Requirement:
Reproduce each entry exactly as written.

(Items from a figure collection)
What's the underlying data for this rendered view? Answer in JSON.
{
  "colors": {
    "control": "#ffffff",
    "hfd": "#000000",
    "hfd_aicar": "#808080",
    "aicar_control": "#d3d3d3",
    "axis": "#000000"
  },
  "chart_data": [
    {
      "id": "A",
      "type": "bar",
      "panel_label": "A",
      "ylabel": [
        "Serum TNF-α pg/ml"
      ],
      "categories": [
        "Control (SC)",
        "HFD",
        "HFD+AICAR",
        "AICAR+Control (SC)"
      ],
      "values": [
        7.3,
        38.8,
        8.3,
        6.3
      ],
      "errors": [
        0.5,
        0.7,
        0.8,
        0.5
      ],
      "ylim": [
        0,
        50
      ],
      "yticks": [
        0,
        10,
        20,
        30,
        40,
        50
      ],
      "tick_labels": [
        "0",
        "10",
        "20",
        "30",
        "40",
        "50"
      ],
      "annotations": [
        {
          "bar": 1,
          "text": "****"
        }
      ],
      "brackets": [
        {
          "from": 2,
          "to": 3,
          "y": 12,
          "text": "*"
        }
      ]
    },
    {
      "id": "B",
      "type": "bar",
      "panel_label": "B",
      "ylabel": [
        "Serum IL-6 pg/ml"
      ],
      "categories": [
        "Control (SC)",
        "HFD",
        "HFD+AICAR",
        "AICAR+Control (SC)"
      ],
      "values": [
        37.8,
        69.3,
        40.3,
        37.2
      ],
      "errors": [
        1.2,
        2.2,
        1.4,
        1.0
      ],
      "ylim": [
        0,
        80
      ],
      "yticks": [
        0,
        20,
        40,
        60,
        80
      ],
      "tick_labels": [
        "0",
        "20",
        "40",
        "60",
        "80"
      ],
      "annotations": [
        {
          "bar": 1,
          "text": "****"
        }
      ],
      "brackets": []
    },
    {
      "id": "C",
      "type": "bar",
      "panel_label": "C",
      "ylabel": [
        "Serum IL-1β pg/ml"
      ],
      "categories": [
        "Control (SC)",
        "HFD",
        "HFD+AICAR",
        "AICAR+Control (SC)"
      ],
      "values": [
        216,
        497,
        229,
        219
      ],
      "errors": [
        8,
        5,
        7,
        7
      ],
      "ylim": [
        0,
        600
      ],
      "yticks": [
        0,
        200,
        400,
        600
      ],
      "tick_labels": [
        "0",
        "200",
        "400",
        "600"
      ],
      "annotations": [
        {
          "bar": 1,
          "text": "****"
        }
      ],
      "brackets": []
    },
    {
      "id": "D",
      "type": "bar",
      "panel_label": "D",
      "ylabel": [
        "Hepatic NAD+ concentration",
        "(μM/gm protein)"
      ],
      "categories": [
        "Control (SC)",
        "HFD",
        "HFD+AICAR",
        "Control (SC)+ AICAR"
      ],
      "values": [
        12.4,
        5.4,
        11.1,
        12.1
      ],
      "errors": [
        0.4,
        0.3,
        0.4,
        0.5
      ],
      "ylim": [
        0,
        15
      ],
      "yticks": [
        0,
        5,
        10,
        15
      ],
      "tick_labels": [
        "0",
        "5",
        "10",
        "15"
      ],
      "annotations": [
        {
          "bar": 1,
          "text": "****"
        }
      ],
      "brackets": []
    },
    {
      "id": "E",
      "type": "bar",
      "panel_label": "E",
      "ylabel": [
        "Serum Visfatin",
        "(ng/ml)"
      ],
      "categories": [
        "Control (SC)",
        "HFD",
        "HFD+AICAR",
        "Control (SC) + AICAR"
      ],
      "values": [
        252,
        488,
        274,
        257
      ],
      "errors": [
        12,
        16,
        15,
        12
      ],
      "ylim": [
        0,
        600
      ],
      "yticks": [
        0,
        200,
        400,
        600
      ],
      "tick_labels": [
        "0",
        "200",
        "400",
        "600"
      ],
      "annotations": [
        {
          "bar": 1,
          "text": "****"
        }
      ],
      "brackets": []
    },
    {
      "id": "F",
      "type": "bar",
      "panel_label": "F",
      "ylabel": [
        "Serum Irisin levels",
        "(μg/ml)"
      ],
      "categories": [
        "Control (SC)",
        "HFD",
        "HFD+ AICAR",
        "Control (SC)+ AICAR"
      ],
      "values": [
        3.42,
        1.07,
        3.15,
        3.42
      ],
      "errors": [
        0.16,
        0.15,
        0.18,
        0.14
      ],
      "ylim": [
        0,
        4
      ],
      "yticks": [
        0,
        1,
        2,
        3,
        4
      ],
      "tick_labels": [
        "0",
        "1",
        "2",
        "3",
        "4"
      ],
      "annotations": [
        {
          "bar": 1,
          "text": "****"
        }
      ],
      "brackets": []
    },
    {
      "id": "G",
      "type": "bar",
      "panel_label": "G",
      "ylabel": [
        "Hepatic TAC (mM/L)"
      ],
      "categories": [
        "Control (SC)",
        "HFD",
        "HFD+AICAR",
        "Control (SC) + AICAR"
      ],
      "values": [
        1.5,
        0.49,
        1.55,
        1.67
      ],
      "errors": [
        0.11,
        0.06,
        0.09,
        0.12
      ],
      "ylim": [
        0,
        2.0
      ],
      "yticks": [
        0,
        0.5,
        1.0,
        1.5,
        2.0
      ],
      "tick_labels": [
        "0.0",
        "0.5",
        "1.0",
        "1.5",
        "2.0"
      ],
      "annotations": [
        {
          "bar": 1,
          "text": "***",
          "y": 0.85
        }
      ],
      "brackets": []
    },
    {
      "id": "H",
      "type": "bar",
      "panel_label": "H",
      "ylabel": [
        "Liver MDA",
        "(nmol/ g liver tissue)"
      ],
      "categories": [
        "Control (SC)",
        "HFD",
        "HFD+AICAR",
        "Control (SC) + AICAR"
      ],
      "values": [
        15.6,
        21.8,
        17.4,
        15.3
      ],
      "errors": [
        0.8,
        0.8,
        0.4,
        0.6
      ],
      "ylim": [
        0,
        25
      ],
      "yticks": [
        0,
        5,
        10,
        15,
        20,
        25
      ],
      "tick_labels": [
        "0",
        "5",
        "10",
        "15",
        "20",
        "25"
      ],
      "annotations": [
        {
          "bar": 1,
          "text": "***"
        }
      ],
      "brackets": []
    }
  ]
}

Solution to the exercise:
What's the underlying data for this rendered view? Answer in JSON.
{
  "colors": {
    "control": "#ffffff",
    "hfd": "#000000",
    "hfd_aicar": "#808080",
    "aicar_control": "#d3d3d3",
    "axis": "#000000"
  },
  "chart_data": [
    {
      "id": "A",
      "type": "bar",
      "panel_label": "A",
      "ylabel": [
        "Serum TNF-α pg/ml"
      ],
      "categories": [
        "Control (SC)",
        "HFD",
        "HFD+AICAR",
        "AICAR+Control (SC)"
      ],
      "values": [
        7.3,
        38.8,
        8.3,
        6.3
      ],
      "errors": [
        0.5,
        0.7,
        0.8,
        0.5
      ],
      "ylim": [
        0,
        50
      ],
      "yticks": [
        0,
        10,
        20,
        30,
        40,
        50
      ],
      "tick_labels": [
        "0",
        "10",
        "20",
        "30",
        "40",
        "50"
      ],
      "annotations": [
        {
          "bar": 1,
          "text": "****"
        }
      ],
      "brackets": [
        {
          "from": 2,
          "to": 3,
          "y": 12,
          "text": "*"
        }
      ]
    },
    {
      "id": "B",
      "type": "bar",
      "panel_label": "B",
      "ylabel": [
        "Serum IL-6 pg/ml"
      ],
      "categories": [
        "Control (SC)",
        "HFD",
        "HFD+AICAR",
        "AICAR+Control (SC)"
      ],
      "values": [
        37.8,
        69.3,
        40.3,
        37.2
      ],
      "errors": [
        1.2,
        2.2,
        1.4,
        1.0
      ],
      "ylim": [
        0,
        80
      ],
      "yticks": [
        0,
        20,
        40,
        60,
        80
      ],
      "tick_labels": [
        "0",
        "20",
        "40",
        "60",
        "80"
      ],
      "annotations": [
        {
          "bar": 1,
          "text": "****"
        }
      ],
      "brackets": []
    },
    {
      "id": "C",
      "type": "bar",
      "panel_label": "C",
      "ylabel": [
        "Serum IL-1β pg/ml"
      ],
      "categories": [
        "Control (SC)",
        "HFD",
        "HFD+AICAR",
        "AICAR+Control (SC)"
      ],
      "values": [
        216,
        497,
        229,
        219
      ],
      "errors": [
        8,
        5,
        7,
        7
      ],
      "ylim": [
        0,
        600
      ],
      "yticks": [
        0,
        200,
        400,
        600
      ],
      "tick_labels": [
        "0",
        "200",
        "400",
        "600"
      ],
      "annotations": [
        {
          "bar": 1,
          "text": "****"
        }
      ],
      "brackets": []
    },
    {
      "id": "D",
      "type": "bar",
      "panel_label": "D",
      "ylabel": [
        "Hepatic NAD+ concentration",
        "(μM/gm protein)"
      ],
      "categories": [
        "Control (SC)",
        "HFD",
        "HFD+AICAR",
        "Control (SC)+ AICAR"
      ],
      "values": [
        12.4,
        5.4,
        11.1,
        12.1
      ],
      "errors": [
        0.4,
        0.3,
        0.4,
        0.5
      ],
      "ylim": [
        0,
        15
      ],
      "yticks": [
        0,
        5,
        10,
        15
      ],
      "tick_labels": [
        "0",
        "5",
        "10",
        "15"
      ],
      "annotations": [
        {
          "bar": 1,
          "text": "****"
        }
      ],
      "brackets": []
    },
    {
      "id": "E",
      "type": "bar",
      "panel_label": "E",
      "ylabel": [
        "Serum Visfatin",
        "(ng/ml)"
      ],
      "categories": [
        "Control (SC)",
        "HFD",
        "HFD+AICAR",
        "Control (SC) + AICAR"
      ],
      "values": [
        252,
        488,
        274,
        257
      ],
      "errors": [
        12,
        16,
        15,
        12
      ],
      "ylim": [
        0,
        600
      ],
      "yticks": [
        0,
        200,
        400,
        600
      ],
      "tick_labels": [
        "0",
        "200",
        "400",
        "600"
      ],
      "annotations": [
        {
          "bar": 1,
          "text": "****"
        }
      ],
      "brackets": []
    },
    {
      "id": "F",
      "type": "bar",
      "panel_label": "F",
      "ylabel": [
        "Serum Irisin levels",
        "(μg/ml)"
      ],
      "categories": [
        "Control (SC)",
        "HFD",
        "HFD+ AICAR",
        "Control (SC)+ AICAR"
      ],
      "values": [
        3.42,
        1.07,
        3.15,
        3.42
      ],
      "errors": [
        0.16,
        0.15,
        0.18,
        0.14
      ],
      "ylim": [
        0,
        4
      ],
      "yticks": [
        0,
        1,
        2,
        3,
        4
      ],
      "tick_labels": [
        "0",
        "1",
        "2",
        "3",
        "4"
      ],
      "annotations": [
        {
          "bar": 1,
          "text": "****"
        }
      ],
      "brackets": []
    },
    {
      "id": "G",
      "type": "bar",
      "panel_label": "G",
      "ylabel": [
        "Hepatic TAC (mM/L)"
      ],
      "categories": [
        "Control (SC)",
        "HFD",
        "HFD+AICAR",
        "Control (SC) + AICAR"
      ],
      "values": [
        1.5,
        0.49,
        1.55,
        1.67
      ],
      "errors": [
        0.11,
        0.06,
        0.09,
        0.12
      ],
      "ylim": [
        0,
        2.0
      ],
      "yticks": [
        0,
        0.5,
        1.0,
        1.5,
        2.0
      ],
      "tick_labels": [
        "0.0",
        "0.5",
        "1.0",
        "1.5",
        "2.0"
      ],
      "annotations": [
        {
          "bar": 1,
          "text": "***",
          "y": 0.85
        }
      ],
      "brackets": []
    },
    {
      "id": "H",
      "type": "bar",
      "panel_label": "H",
      "ylabel": [
        "Liver MDA",
        "(nmol/ g liver tissue)"
      ],
      "categories": [
        "Control (SC)",
        "HFD",
        "HFD+AICAR",
        "Control (SC) + AICAR"
      ],
      "values": [
        15.6,
        21.8,
        17.4,
        15.3
      ],
      "errors": [
        0.8,
        0.8,
        0.4,
        0.6
      ],
      "ylim": [
        0,
        25
      ],
      "yticks": [
        0,
        5,
        10,
        15,
        20,
        25
      ],
      "tick_labels": [
        "0",
        "5",
        "10",
        "15",
        "20",
        "25"
      ],
      "annotations": [
        {
          "bar": 1,
          "text": "***"
        }
      ],
      "brackets": []
    }
  ]
}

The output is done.